** start **

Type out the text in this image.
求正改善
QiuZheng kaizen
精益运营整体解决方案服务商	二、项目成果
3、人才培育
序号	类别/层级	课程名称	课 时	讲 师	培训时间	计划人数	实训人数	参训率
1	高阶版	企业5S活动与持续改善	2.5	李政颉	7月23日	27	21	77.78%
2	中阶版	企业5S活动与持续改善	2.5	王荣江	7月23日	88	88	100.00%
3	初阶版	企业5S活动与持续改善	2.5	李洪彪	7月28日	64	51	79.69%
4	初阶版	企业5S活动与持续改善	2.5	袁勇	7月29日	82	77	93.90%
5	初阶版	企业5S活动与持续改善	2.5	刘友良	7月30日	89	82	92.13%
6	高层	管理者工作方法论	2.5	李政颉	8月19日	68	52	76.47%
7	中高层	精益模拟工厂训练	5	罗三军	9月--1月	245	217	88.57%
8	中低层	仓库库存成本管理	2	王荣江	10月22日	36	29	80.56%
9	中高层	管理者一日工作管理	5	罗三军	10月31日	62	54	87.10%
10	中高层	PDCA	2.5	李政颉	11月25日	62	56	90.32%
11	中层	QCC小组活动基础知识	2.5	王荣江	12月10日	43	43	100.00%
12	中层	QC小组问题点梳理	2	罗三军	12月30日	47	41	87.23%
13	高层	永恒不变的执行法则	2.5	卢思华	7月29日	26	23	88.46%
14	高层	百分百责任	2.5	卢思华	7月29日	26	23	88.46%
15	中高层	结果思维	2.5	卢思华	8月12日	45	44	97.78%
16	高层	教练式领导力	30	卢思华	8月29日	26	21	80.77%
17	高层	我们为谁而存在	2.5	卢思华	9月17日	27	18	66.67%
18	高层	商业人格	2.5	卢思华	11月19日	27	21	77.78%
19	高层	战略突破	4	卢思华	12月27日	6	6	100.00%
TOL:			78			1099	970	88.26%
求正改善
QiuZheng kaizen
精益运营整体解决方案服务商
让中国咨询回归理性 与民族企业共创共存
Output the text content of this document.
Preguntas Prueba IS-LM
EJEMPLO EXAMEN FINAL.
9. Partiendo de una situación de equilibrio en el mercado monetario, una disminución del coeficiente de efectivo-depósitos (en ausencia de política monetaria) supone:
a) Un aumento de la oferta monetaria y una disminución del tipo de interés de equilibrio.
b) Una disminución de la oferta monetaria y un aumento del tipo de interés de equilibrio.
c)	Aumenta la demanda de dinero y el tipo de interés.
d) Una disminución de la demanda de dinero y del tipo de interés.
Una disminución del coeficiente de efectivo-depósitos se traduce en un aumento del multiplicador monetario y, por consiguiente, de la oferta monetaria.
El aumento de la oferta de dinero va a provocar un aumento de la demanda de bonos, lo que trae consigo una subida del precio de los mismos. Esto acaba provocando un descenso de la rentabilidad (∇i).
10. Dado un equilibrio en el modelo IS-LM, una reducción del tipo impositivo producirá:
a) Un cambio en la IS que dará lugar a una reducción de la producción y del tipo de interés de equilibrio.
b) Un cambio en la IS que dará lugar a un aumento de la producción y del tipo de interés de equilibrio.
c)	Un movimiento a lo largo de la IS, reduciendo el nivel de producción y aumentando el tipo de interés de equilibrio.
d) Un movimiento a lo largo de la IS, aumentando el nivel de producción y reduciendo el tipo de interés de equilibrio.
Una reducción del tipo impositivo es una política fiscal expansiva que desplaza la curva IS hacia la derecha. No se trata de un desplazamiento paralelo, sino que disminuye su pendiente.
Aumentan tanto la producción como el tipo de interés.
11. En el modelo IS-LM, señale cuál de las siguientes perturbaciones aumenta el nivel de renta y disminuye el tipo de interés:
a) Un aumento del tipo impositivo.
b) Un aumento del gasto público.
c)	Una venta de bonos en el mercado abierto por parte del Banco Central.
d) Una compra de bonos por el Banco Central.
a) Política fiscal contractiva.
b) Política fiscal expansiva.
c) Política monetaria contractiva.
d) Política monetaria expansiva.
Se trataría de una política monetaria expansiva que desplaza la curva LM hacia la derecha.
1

** end **

Given exercise:
Using the data above, copy each line that contains "lugar".

Response to the task:
a) Un cambio en la IS que dará lugar a una reducción de la producción y del tipo de interés de equilibrio.
b) Un cambio en la IS que dará lugar a un aumento de la producción y del tipo de interés de equilibrio.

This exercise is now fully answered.